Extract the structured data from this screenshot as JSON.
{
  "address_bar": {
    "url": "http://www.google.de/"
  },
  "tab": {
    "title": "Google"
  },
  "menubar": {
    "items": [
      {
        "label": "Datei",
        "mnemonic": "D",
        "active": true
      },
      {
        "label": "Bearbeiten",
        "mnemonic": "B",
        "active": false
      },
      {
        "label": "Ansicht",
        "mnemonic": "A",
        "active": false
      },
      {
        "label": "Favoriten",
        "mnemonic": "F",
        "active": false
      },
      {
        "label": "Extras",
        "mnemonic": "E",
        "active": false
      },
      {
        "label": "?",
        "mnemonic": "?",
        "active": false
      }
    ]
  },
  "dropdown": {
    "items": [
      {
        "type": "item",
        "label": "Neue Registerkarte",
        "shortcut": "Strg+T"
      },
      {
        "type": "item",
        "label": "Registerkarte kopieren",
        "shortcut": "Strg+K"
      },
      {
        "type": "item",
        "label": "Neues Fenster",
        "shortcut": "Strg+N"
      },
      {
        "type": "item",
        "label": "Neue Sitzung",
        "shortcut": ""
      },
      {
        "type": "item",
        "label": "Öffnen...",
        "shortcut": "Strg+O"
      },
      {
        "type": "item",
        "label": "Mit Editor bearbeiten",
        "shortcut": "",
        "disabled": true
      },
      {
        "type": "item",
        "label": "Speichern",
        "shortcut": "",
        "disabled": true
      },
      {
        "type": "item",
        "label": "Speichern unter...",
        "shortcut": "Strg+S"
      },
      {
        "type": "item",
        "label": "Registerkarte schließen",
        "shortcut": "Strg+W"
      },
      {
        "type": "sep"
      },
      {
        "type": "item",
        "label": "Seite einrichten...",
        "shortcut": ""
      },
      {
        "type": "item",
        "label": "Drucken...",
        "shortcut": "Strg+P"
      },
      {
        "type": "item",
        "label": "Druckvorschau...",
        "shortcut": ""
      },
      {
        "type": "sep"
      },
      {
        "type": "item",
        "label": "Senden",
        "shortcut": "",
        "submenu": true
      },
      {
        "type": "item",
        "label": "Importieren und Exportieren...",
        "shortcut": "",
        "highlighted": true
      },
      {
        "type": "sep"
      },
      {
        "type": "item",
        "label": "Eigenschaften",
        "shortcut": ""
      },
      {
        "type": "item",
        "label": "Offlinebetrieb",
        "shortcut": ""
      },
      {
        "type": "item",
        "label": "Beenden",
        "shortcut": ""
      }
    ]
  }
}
────────
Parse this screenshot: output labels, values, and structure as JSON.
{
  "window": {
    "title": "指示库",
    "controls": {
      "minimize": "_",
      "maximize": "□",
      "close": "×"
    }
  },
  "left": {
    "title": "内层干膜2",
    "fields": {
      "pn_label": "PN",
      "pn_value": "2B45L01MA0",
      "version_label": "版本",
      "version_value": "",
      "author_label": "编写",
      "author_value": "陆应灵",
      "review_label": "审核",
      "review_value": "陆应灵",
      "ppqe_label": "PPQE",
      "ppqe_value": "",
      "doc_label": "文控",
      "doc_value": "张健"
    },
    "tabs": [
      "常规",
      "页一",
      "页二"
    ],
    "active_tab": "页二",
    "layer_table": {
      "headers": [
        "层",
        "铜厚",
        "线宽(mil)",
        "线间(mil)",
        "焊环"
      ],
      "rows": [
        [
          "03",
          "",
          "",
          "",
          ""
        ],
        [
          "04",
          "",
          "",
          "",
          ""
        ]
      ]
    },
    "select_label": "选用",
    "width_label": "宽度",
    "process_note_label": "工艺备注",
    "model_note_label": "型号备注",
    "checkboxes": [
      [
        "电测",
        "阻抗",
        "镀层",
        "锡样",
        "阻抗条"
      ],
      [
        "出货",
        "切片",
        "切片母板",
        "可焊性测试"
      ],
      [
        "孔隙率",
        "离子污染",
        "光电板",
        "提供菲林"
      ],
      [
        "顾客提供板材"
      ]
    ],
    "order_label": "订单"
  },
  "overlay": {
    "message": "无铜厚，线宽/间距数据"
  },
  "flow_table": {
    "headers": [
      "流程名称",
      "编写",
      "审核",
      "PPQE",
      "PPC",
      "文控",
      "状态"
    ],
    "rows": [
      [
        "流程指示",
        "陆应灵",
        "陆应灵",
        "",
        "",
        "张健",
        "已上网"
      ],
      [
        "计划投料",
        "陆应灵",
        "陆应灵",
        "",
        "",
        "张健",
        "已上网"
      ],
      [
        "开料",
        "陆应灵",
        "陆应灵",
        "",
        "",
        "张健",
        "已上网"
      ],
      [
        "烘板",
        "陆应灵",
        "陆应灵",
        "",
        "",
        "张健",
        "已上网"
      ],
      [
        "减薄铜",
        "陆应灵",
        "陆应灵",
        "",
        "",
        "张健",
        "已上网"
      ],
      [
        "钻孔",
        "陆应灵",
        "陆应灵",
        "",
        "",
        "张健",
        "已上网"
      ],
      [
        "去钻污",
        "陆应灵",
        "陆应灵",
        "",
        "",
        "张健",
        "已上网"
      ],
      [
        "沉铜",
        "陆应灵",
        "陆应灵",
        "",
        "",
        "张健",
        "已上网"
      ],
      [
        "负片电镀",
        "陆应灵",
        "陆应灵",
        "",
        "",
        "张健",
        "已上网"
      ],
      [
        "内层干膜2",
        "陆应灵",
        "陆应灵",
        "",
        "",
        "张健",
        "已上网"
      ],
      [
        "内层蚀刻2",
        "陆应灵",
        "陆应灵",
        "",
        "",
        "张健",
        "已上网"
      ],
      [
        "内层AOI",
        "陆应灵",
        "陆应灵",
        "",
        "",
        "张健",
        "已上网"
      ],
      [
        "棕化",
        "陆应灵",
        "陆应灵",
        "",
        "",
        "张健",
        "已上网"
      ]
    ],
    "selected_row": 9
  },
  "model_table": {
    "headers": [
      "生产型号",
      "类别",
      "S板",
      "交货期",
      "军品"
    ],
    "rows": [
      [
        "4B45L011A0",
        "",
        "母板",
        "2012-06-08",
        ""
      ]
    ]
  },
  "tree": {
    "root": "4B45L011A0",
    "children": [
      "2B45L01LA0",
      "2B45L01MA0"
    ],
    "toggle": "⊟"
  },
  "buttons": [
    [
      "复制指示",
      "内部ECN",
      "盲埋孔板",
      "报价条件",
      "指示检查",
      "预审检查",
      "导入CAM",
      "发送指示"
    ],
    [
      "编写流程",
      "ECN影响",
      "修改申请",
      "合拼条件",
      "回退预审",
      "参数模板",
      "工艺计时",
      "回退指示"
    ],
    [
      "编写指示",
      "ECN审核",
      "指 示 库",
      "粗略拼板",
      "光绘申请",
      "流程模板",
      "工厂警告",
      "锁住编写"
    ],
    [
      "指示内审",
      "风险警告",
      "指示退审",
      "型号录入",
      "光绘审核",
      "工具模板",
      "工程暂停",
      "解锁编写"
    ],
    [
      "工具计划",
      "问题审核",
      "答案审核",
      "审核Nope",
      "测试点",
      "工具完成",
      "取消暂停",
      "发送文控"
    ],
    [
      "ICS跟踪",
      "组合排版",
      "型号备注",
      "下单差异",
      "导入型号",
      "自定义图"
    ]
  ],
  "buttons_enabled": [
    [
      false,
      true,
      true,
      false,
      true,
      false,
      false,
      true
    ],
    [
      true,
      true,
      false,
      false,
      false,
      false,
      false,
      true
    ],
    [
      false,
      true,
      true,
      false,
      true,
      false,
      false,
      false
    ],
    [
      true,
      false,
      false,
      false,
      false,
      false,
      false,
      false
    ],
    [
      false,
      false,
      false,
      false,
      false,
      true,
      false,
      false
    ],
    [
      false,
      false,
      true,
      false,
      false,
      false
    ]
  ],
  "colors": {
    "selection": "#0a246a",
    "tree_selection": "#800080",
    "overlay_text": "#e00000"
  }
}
────────
Description of the task »
Each line of the material above either contains the word "Speichern" or does not; state how many do, and nothing else.

Task response »
2